- _Task goal_: Within the records below, find each line that holds the string "molekul", then copy it.

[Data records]
**********
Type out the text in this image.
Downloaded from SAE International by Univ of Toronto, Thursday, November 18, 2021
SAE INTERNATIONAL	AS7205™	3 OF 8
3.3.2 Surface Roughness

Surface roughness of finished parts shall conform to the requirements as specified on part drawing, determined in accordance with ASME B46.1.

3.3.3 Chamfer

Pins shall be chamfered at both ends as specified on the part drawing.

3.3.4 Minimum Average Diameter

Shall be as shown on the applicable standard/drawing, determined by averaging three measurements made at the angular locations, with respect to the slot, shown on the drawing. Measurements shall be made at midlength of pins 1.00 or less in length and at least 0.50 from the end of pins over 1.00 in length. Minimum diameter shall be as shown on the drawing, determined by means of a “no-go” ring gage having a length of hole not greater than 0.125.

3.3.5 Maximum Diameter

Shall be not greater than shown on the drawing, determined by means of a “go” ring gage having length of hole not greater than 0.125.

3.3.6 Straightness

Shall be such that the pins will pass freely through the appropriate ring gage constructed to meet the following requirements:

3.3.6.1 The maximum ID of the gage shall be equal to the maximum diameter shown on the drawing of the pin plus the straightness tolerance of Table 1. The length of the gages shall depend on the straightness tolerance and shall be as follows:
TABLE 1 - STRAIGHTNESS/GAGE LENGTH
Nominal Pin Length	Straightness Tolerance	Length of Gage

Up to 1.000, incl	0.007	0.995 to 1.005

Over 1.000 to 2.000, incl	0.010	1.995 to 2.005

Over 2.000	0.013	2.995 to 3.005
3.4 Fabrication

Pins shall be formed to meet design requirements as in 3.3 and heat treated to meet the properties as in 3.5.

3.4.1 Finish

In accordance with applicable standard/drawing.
**********
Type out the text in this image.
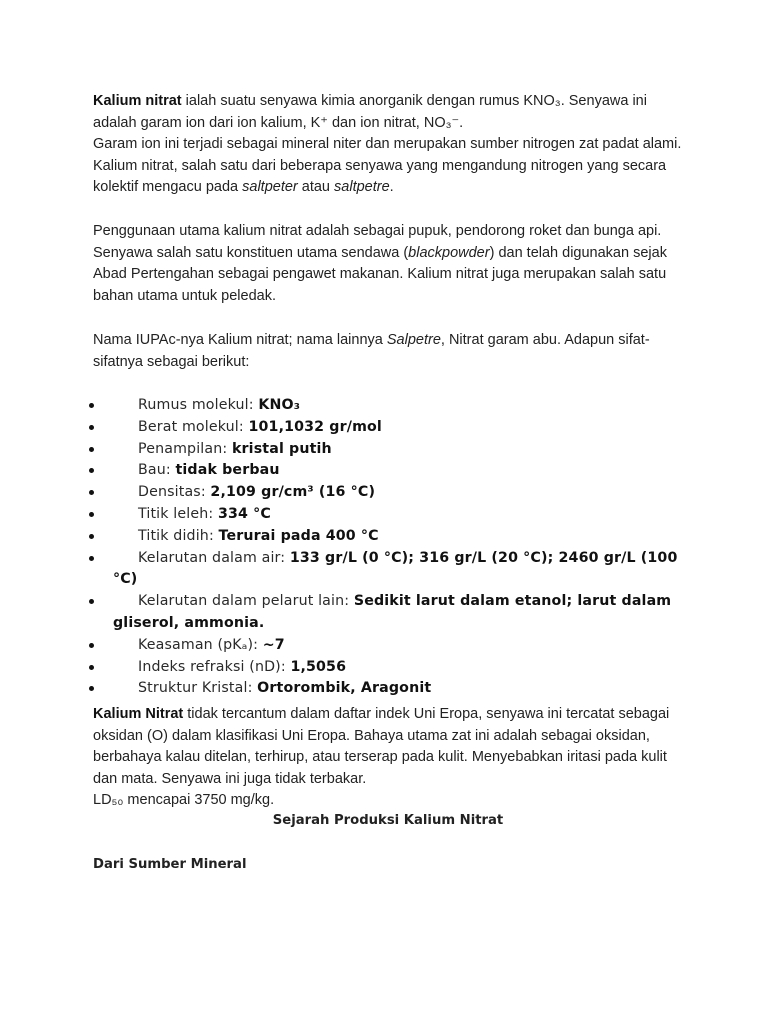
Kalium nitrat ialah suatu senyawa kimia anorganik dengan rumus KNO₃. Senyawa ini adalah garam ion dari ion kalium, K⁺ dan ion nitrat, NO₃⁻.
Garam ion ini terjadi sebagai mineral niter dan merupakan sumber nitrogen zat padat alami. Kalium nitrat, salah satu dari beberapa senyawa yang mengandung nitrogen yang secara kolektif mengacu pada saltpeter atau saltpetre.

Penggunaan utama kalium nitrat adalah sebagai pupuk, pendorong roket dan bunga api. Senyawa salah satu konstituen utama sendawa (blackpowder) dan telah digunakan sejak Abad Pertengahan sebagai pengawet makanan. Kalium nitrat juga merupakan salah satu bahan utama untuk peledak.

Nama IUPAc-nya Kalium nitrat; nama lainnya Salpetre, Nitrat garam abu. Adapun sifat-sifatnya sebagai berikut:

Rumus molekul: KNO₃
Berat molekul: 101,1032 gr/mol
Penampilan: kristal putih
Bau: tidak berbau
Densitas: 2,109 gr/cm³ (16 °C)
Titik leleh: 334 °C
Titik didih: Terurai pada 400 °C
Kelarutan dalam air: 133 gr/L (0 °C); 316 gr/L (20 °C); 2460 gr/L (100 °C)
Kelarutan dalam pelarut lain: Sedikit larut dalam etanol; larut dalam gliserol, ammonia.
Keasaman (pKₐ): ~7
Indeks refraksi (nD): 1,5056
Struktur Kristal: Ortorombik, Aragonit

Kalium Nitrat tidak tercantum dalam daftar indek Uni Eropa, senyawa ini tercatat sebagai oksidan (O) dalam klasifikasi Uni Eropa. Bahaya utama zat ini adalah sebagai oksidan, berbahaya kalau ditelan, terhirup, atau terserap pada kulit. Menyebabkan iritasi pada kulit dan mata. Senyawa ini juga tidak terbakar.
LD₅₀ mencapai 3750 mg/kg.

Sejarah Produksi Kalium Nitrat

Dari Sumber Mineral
**********
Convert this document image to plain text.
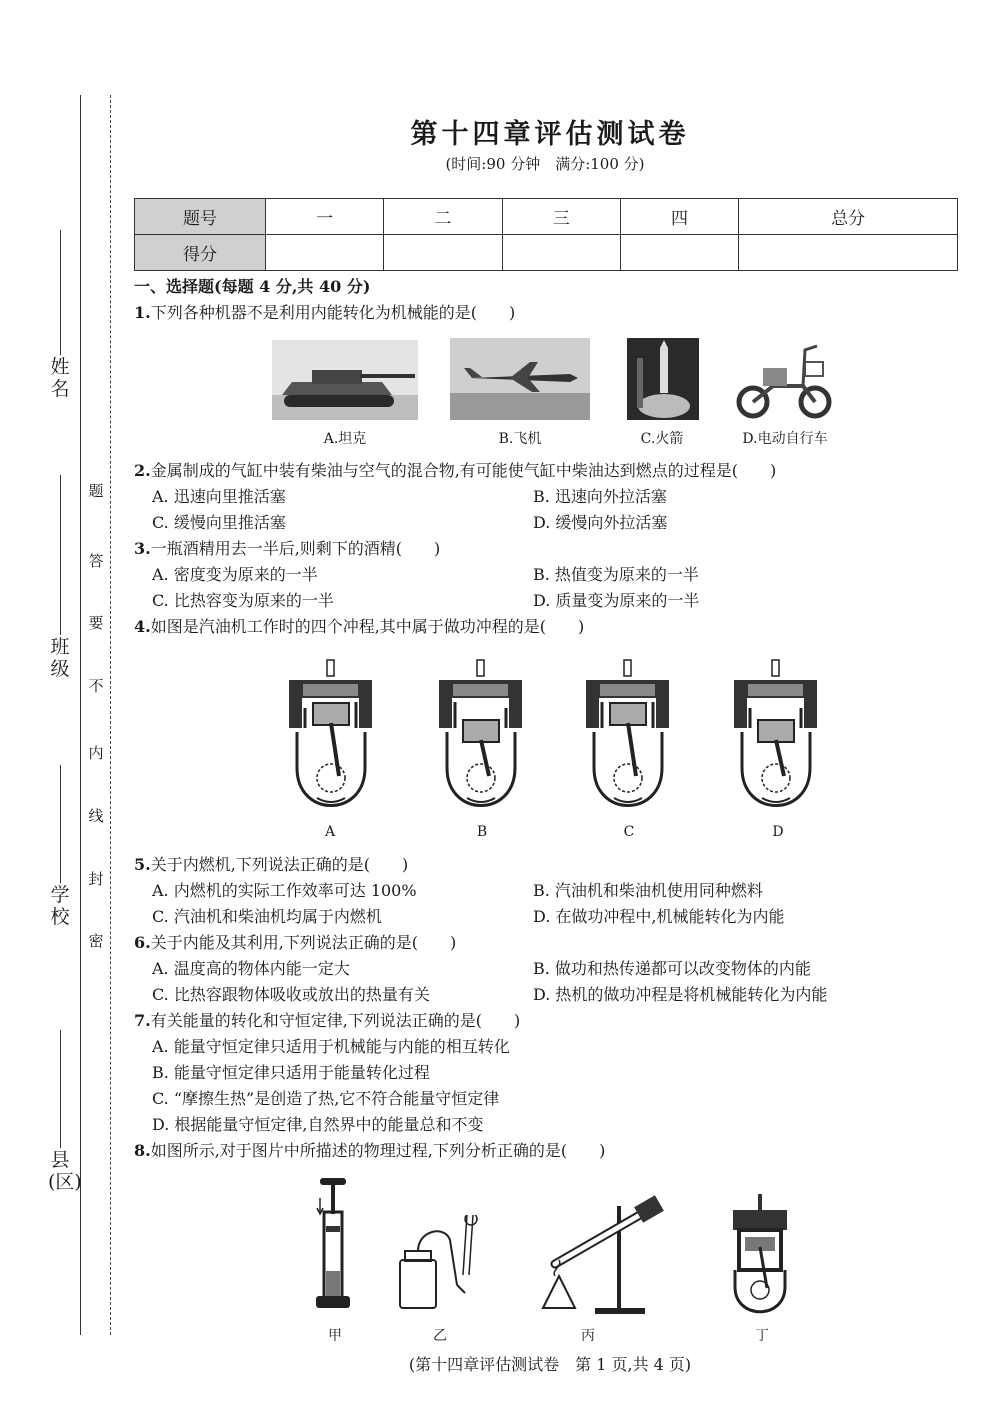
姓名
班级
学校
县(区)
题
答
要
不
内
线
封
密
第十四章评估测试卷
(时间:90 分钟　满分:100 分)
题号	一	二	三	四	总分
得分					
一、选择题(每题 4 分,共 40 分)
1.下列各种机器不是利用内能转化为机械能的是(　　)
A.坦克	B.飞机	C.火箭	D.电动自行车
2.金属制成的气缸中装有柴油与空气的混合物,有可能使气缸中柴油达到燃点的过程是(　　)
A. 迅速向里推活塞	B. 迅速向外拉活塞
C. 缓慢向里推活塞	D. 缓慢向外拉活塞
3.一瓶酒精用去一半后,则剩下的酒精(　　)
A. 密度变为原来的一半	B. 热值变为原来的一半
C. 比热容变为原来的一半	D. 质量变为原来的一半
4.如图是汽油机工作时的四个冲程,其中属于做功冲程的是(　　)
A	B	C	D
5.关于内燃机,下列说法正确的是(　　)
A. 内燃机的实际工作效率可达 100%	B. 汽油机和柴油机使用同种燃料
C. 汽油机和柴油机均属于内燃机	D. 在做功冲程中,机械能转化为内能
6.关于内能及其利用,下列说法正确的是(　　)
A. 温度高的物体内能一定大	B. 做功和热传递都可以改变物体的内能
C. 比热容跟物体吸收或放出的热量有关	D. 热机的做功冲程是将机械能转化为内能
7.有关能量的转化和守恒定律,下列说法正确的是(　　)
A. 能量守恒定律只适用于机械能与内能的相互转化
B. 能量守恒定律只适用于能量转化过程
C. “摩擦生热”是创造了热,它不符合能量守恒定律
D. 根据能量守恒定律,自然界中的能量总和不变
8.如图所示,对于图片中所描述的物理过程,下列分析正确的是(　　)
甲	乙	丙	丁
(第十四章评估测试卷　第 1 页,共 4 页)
**********
- _Solution to this exercise_:
Rumus molekul: KNO₃
Berat molekul: 101,1032 gr/mol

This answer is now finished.